## START MATERIAL

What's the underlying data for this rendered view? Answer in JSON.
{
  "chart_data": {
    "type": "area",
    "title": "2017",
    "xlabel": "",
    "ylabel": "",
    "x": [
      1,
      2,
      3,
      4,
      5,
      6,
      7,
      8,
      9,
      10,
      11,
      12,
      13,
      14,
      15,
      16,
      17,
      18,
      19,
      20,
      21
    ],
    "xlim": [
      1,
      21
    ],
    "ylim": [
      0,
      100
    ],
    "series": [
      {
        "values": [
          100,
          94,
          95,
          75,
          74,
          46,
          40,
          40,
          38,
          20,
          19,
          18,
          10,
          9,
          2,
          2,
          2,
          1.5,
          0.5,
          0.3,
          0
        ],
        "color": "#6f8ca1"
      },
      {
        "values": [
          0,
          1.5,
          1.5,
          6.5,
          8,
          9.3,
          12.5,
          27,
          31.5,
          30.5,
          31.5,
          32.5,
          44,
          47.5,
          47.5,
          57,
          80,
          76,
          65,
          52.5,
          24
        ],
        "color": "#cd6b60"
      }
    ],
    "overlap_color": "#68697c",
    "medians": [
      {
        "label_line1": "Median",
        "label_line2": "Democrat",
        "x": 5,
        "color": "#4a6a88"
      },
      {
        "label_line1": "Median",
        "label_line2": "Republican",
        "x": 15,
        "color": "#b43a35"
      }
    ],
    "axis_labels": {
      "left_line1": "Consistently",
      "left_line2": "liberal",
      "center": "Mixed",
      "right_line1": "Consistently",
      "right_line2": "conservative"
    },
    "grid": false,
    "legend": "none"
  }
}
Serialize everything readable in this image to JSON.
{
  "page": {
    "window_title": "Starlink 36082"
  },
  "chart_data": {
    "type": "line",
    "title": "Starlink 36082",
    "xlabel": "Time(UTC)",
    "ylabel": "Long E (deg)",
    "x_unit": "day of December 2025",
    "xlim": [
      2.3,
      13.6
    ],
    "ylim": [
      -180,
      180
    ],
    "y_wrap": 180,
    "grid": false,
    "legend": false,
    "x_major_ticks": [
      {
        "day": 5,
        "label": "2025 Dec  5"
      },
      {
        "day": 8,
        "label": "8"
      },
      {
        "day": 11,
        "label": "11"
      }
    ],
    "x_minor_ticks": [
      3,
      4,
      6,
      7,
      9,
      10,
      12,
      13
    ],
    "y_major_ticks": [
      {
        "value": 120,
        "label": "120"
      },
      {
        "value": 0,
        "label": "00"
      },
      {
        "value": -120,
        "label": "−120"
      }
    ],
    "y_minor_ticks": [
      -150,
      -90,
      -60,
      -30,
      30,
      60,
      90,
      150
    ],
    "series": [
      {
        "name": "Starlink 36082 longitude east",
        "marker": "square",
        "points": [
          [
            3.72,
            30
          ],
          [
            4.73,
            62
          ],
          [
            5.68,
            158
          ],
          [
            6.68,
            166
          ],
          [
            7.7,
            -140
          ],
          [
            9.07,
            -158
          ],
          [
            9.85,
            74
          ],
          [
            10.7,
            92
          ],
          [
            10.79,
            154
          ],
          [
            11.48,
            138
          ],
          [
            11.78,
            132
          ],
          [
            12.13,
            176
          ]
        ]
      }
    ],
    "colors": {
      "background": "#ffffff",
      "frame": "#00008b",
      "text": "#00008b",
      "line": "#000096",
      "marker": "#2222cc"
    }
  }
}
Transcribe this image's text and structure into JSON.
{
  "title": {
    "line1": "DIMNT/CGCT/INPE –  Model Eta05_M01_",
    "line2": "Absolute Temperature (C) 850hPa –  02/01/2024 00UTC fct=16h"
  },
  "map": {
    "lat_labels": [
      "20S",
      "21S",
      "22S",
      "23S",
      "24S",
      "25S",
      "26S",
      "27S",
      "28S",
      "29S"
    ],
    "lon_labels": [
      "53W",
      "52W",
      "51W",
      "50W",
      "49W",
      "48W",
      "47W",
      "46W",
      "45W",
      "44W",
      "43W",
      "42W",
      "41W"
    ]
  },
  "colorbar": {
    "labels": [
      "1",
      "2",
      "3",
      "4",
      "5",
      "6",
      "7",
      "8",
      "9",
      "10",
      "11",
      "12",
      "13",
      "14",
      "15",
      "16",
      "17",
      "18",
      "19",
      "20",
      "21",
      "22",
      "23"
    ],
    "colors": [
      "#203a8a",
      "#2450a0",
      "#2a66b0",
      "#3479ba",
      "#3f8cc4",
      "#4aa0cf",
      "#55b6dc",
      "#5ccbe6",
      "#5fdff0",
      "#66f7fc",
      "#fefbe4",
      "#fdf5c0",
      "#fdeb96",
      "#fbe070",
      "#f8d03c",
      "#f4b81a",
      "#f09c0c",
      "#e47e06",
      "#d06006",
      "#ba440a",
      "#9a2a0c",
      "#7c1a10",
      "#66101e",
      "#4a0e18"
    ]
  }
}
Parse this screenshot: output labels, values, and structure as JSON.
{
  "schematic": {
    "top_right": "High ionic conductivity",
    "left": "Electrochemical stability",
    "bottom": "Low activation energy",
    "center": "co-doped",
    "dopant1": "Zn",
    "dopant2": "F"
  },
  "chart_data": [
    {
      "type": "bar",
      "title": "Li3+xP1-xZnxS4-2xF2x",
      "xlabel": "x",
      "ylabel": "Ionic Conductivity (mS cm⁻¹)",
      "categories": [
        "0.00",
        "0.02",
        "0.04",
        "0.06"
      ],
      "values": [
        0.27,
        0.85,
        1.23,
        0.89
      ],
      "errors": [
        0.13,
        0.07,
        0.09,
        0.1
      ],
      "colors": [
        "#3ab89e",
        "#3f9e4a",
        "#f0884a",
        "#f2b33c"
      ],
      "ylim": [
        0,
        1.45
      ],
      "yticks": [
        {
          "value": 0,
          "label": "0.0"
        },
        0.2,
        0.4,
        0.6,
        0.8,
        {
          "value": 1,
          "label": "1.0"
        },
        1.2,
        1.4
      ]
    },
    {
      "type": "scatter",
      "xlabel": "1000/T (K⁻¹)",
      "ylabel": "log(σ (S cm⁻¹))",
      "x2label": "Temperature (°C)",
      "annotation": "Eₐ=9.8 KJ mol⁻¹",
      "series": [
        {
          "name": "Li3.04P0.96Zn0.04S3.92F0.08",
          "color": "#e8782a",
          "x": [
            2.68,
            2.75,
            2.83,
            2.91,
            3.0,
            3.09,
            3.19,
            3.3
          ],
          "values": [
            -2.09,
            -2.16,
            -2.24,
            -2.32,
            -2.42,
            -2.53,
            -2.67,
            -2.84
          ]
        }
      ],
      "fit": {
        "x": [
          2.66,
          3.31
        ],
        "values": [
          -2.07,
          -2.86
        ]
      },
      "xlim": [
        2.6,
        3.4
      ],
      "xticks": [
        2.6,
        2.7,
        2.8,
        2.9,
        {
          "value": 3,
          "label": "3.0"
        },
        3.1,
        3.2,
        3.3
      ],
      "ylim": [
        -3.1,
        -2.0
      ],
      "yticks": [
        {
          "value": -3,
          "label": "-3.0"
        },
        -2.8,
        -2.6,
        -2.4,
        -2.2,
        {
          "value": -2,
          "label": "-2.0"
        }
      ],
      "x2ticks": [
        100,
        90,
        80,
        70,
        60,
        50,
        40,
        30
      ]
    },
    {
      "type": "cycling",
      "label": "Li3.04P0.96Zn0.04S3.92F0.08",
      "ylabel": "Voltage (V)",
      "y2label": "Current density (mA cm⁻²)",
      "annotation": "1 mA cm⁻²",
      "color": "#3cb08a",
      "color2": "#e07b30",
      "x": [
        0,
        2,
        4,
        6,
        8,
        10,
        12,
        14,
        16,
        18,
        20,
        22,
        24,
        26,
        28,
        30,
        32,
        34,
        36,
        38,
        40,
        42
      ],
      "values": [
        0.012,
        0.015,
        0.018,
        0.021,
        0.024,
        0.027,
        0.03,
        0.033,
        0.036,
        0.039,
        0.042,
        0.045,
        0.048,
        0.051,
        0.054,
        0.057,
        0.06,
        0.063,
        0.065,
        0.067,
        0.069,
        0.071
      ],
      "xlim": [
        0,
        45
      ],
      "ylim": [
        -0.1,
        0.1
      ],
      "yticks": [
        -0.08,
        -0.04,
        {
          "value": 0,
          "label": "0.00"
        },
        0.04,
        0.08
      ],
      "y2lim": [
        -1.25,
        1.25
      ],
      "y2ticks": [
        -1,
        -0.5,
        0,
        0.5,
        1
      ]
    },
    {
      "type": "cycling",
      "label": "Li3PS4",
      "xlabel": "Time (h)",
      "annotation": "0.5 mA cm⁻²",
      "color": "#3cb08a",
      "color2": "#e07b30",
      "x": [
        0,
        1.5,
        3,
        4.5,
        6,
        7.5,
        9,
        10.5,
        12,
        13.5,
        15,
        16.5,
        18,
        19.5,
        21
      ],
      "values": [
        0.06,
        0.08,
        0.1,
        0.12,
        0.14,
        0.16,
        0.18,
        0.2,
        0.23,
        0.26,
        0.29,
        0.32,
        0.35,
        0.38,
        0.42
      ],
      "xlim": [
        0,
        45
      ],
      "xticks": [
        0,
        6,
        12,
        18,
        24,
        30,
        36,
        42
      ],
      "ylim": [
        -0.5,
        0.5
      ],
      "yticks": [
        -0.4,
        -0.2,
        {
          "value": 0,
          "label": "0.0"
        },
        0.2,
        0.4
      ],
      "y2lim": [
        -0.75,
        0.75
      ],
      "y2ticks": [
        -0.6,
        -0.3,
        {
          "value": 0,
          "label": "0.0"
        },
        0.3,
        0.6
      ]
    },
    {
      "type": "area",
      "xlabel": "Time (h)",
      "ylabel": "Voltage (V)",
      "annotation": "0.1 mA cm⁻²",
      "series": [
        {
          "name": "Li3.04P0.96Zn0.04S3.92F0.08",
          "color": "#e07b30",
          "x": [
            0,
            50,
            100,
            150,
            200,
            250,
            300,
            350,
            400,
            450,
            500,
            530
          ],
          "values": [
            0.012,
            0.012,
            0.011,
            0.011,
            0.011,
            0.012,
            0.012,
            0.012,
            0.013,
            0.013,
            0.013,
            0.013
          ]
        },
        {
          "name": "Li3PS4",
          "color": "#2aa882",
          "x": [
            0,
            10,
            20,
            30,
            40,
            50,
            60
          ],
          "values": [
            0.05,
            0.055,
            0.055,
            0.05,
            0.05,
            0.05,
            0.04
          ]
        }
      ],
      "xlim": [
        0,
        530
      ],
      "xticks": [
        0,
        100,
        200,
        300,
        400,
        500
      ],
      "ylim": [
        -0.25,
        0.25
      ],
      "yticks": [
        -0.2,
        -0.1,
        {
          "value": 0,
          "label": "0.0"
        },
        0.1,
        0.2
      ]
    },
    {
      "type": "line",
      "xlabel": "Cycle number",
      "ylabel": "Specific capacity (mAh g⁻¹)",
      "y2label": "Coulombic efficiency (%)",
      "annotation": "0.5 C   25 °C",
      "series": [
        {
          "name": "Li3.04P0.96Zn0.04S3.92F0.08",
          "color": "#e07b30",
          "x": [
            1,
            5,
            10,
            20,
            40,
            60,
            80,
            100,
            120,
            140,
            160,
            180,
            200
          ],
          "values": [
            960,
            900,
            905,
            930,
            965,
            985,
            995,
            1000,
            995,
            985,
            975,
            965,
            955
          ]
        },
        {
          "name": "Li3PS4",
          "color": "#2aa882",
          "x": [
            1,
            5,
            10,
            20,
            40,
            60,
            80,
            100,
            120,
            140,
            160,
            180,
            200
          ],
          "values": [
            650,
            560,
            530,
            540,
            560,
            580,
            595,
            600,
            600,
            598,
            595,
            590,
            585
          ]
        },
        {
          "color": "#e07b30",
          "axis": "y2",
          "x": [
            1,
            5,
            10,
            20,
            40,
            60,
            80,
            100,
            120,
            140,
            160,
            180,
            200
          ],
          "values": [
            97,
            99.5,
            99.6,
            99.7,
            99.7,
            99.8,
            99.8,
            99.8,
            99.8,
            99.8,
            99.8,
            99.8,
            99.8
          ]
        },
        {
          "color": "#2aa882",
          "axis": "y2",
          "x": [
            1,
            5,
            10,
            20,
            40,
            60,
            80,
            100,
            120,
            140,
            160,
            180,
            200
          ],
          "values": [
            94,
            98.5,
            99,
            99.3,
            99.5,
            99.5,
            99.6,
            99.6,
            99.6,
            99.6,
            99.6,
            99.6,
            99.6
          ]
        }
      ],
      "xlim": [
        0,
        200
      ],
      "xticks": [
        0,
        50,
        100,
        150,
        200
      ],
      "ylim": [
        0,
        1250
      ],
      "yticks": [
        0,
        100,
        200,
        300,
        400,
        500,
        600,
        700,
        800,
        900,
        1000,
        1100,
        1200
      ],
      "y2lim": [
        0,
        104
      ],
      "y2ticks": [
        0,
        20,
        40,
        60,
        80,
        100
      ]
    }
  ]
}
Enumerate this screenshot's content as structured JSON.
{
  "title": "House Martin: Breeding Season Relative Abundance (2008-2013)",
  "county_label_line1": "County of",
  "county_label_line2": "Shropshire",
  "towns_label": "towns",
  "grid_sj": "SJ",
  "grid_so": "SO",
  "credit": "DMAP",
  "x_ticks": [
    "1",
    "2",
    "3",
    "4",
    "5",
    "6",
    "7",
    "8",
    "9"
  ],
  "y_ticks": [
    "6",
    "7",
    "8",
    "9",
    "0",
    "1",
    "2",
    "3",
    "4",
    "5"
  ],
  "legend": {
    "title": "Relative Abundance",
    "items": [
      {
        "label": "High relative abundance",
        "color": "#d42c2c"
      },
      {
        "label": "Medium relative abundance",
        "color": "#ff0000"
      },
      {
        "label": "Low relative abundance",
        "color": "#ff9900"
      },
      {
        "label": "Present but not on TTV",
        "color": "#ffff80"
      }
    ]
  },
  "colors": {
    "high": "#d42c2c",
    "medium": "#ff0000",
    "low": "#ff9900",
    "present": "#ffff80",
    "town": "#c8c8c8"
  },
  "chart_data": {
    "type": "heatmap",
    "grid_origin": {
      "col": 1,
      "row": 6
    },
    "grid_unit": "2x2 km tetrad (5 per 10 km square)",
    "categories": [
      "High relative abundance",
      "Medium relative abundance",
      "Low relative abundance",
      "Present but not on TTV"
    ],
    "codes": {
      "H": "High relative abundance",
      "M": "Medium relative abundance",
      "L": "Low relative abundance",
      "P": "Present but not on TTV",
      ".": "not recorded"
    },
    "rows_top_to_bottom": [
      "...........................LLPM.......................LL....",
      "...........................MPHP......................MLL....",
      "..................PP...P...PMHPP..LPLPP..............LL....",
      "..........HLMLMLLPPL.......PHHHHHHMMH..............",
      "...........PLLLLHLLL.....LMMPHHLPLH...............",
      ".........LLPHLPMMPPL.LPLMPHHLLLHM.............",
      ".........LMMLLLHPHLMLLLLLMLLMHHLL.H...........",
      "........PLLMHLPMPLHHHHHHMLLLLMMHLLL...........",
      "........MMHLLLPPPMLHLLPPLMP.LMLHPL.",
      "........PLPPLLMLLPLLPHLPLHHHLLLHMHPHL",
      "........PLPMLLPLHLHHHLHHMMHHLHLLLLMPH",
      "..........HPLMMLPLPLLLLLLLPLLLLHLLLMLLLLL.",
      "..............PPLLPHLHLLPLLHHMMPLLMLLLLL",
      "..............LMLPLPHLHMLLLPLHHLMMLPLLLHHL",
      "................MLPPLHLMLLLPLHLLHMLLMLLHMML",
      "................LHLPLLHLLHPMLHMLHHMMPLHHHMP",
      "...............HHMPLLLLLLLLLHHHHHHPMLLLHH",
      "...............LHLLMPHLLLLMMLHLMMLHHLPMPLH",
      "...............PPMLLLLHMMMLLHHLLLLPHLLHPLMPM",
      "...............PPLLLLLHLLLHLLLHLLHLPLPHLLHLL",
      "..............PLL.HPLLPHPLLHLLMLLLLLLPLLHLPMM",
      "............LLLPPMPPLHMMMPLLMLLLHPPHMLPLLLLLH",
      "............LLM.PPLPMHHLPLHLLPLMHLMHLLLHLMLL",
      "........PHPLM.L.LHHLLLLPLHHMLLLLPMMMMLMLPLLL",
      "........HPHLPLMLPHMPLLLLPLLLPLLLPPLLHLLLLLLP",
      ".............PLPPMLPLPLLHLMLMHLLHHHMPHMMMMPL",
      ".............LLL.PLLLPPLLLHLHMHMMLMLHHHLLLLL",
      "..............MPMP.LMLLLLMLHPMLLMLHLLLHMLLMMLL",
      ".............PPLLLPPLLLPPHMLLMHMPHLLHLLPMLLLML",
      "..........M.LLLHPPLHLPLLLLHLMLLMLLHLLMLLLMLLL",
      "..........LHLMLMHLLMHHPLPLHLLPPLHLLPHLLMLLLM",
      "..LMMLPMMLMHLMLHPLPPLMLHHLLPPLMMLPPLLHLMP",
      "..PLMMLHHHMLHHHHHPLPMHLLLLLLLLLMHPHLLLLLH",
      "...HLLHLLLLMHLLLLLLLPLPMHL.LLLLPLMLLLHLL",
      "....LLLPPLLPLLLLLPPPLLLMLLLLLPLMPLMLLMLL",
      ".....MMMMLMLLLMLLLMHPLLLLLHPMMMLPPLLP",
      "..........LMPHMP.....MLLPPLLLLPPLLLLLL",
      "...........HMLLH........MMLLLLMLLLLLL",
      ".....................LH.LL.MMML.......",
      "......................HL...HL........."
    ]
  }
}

## END MATERIAL

• _TASK TO COMPLETE_: Locate the word "annotation" in the records and collect each line it appears in.

• _ANSWER TO THE EXERCISE_:
      "annotation": "Eₐ=9.8 KJ mol⁻¹",
      "annotation": "1 mA cm⁻²",
      "annotation": "0.5 mA cm⁻²",
      "annotation": "0.1 mA cm⁻²",
      "annotation": "0.5 C   25 °C",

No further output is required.